● **YOUR GOAL**:
Starting at the line with "Read out every word on this page.", copy each line through the last one below exactly as written, without any pictures.

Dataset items
※

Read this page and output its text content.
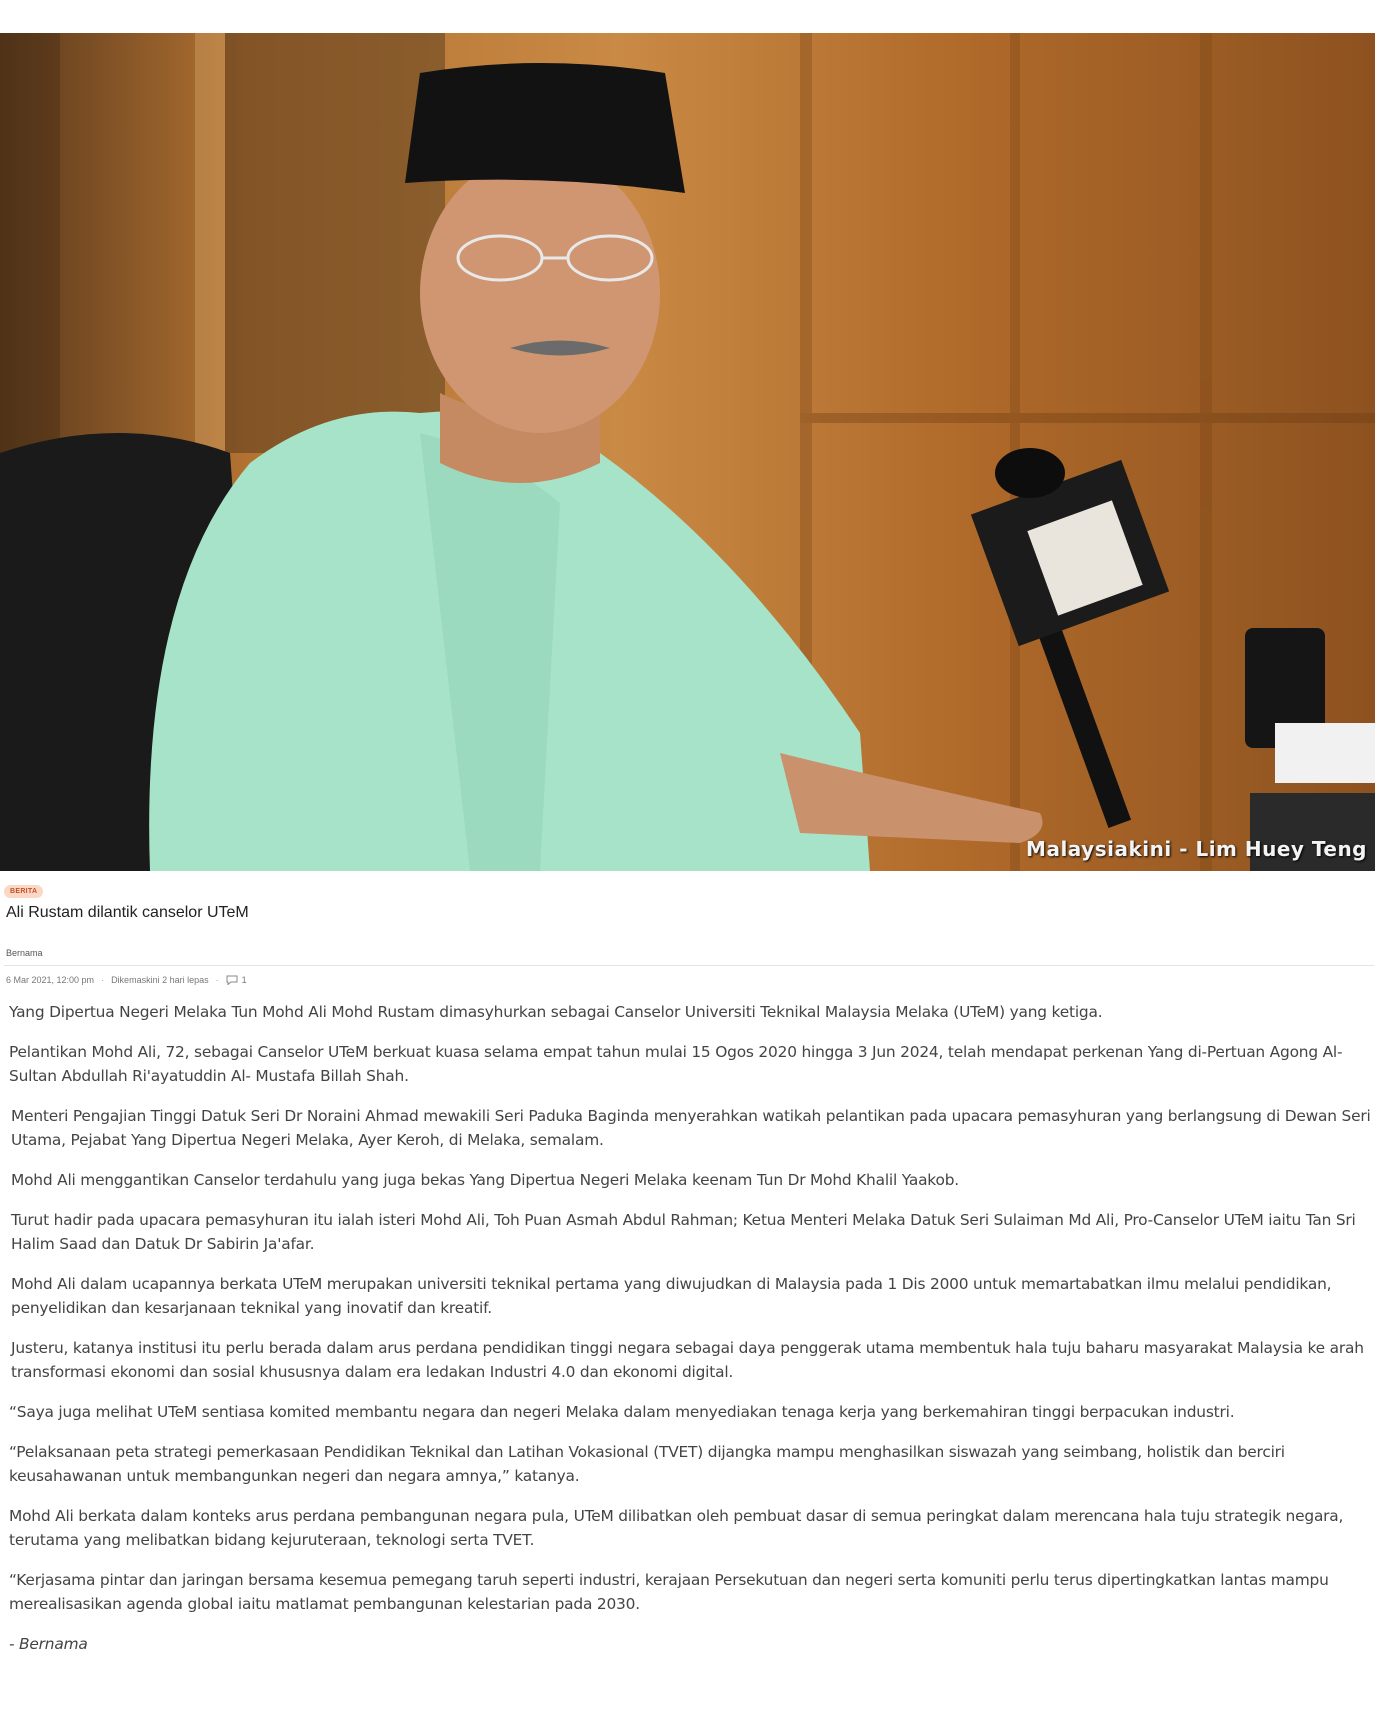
Malaysiakini - Lim Huey Teng
BERITA
Ali Rustam dilantik canselor UTeM
Bernama
6 Mar 2021, 12:00 pm · Dikemaskini 2 hari lepas ·	1

Yang Dipertua Negeri Melaka Tun Mohd Ali Mohd Rustam dimasyhurkan sebagai Canselor Universiti Teknikal Malaysia Melaka (UTeM) yang ketiga.

Pelantikan Mohd Ali, 72, sebagai Canselor UTeM berkuat kuasa selama empat tahun mulai 15 Ogos 2020 hingga 3 Jun 2024, telah mendapat perkenan Yang di-Pertuan Agong Al-Sultan Abdullah Ri'ayatuddin Al- Mustafa Billah Shah.

Menteri Pengajian Tinggi Datuk Seri Dr Noraini Ahmad mewakili Seri Paduka Baginda menyerahkan watikah pelantikan pada upacara pemasyhuran yang berlangsung di Dewan Seri Utama, Pejabat Yang Dipertua Negeri Melaka, Ayer Keroh, di Melaka, semalam.

Mohd Ali menggantikan Canselor terdahulu yang juga bekas Yang Dipertua Negeri Melaka keenam Tun Dr Mohd Khalil Yaakob.

Turut hadir pada upacara pemasyhuran itu ialah isteri Mohd Ali, Toh Puan Asmah Abdul Rahman; Ketua Menteri Melaka Datuk Seri Sulaiman Md Ali, Pro-Canselor UTeM iaitu Tan Sri Halim Saad dan Datuk Dr Sabirin Ja'afar.

Mohd Ali dalam ucapannya berkata UTeM merupakan universiti teknikal pertama yang diwujudkan di Malaysia pada 1 Dis 2000 untuk memartabatkan ilmu melalui pendidikan, penyelidikan dan kesarjanaan teknikal yang inovatif dan kreatif.

Justeru, katanya institusi itu perlu berada dalam arus perdana pendidikan tinggi negara sebagai daya penggerak utama membentuk hala tuju baharu masyarakat Malaysia ke arah transformasi ekonomi dan sosial khususnya dalam era ledakan Industri 4.0 dan ekonomi digital.

“Saya juga melihat UTeM sentiasa komited membantu negara dan negeri Melaka dalam menyediakan tenaga kerja yang berkemahiran tinggi berpacukan industri.

“Pelaksanaan peta strategi pemerkasaan Pendidikan Teknikal dan Latihan Vokasional (TVET) dijangka mampu menghasilkan siswazah yang seimbang, holistik dan berciri keusahawanan untuk membangunkan negeri dan negara amnya,” katanya.

Mohd Ali berkata dalam konteks arus perdana pembangunan negara pula, UTeM dilibatkan oleh pembuat dasar di semua peringkat dalam merencana hala tuju strategik negara, terutama yang melibatkan bidang kejuruteraan, teknologi serta TVET.

“Kerjasama pintar dan jaringan bersama kesemua pemegang taruh seperti industri, kerajaan Persekutuan dan negeri serta komuniti perlu terus dipertingkatkan lantas mampu merealisasikan agenda global iaitu matlamat pembangunan kelestarian pada 2030.

- Bernama
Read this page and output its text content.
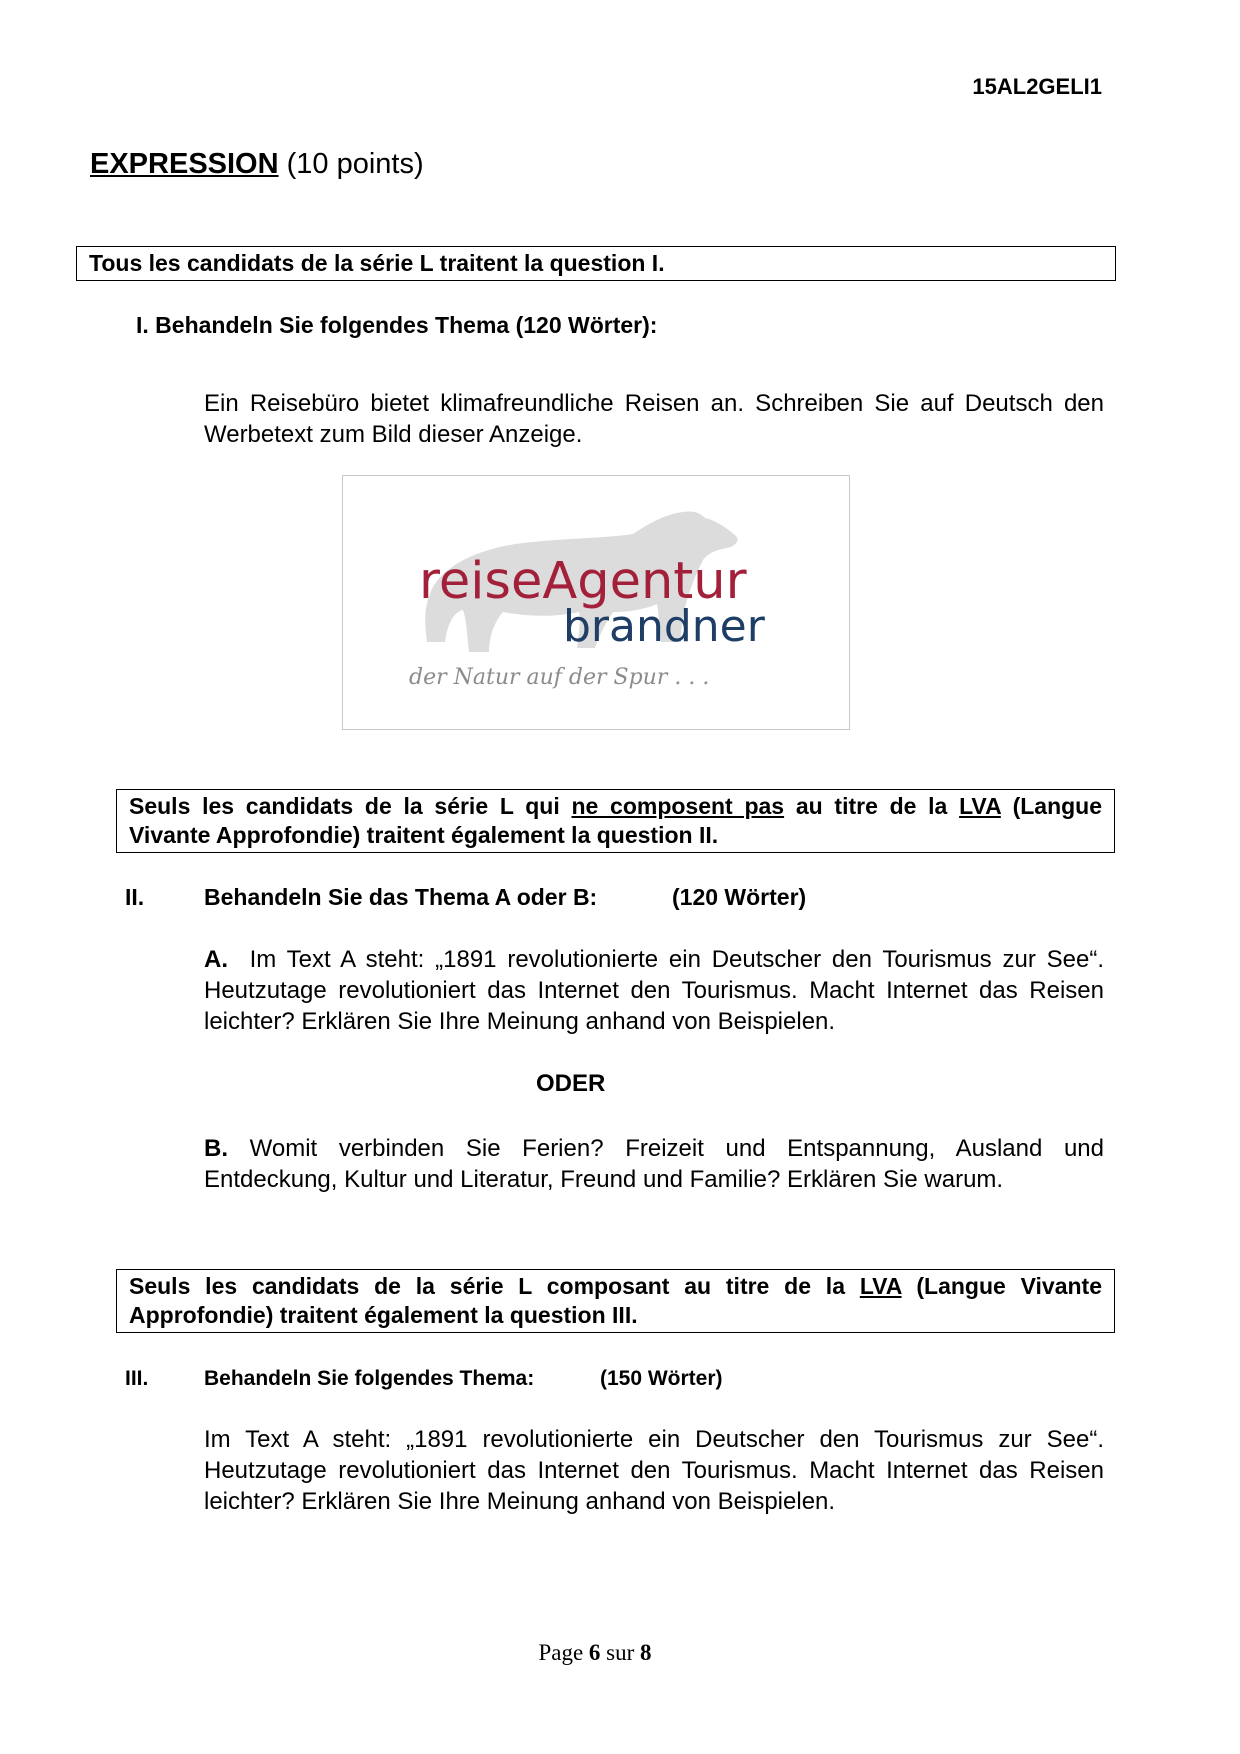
15AL2GELI1
EXPRESSION (10 points)
Tous les candidats de la série L traitent la question I.
I. Behandeln Sie folgendes Thema (120 Wörter):
Ein Reisebüro bietet klimafreundliche Reisen an. Schreiben Sie auf Deutsch den Werbetext zum Bild dieser Anzeige.
reiseAgentur
brandner
der Natur auf der Spur . . .
Seuls les candidats de la série L qui ne composent pas au titre de la LVA (Langue Vivante Approfondie) traitent également la question II.
II.	Behandeln Sie das Thema A oder B:	(120 Wörter)
A. Im Text A steht: „1891 revolutionierte ein Deutscher den Tourismus zur See“. Heutzutage revolutioniert das Internet den Tourismus. Macht Internet das Reisen leichter? Erklären Sie Ihre Meinung anhand von Beispielen.
ODER
B. Womit verbinden Sie Ferien? Freizeit und Entspannung, Ausland und Entdeckung, Kultur und Literatur, Freund und Familie? Erklären Sie warum.
Seuls les candidats de la série L composant au titre de la LVA (Langue Vivante Approfondie) traitent également la question III.
III.	Behandeln Sie folgendes Thema:	(150 Wörter)
Im Text A steht: „1891 revolutionierte ein Deutscher den Tourismus zur See“. Heutzutage revolutioniert das Internet den Tourismus. Macht Internet das Reisen leichter? Erklären Sie Ihre Meinung anhand von Beispielen.
Page 6 sur 8
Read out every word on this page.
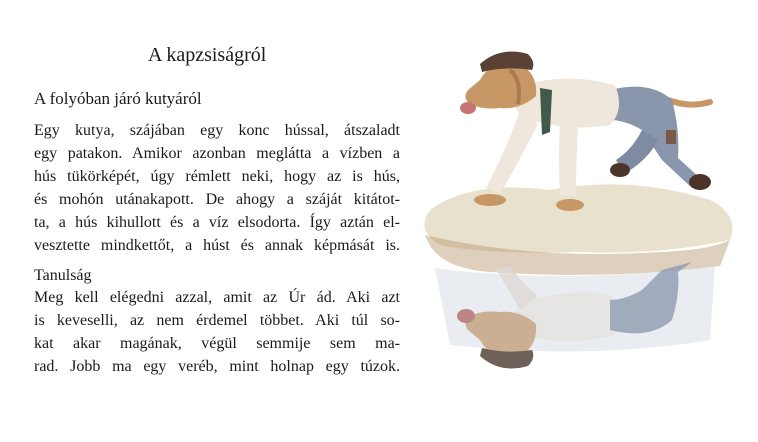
A kapzsiságról
A folyóban járó kutyáról
Egy kutya, szájában egy konc hússal, átszaladt
egy patakon. Amikor azonban meglátta a vízben a
hús tükörképét, úgy rémlett neki, hogy az is hús,
és mohón utánakapott. De ahogy a száját kitátot-
ta, a hús kihullott és a víz elsodorta. Így aztán el-
vesztette mindkettőt, a húst és annak képmását is.
Tanulság
Meg kell elégedni azzal, amit az Úr ád. Aki azt
is keveselli, az nem érdemel többet. Aki túl so-
kat akar magának, végül semmije sem ma-
rad. Jobb ma egy veréb, mint holnap egy túzok.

※

● **COMPLETE ANSWER**:
Read out every word on this page.
A kapzsiságról
A folyóban járó kutyáról
Egy kutya, szájában egy konc hússal, átszaladt
egy patakon. Amikor azonban meglátta a vízben a
hús tükörképét, úgy rémlett neki, hogy az is hús,
és mohón utánakapott. De ahogy a száját kitátot-
ta, a hús kihullott és a víz elsodorta. Így aztán el-
vesztette mindkettőt, a húst és annak képmását is.
Tanulság
Meg kell elégedni azzal, amit az Úr ád. Aki azt
is keveselli, az nem érdemel többet. Aki túl so-
kat akar magának, végül semmije sem ma-
rad. Jobb ma egy veréb, mint holnap egy túzok.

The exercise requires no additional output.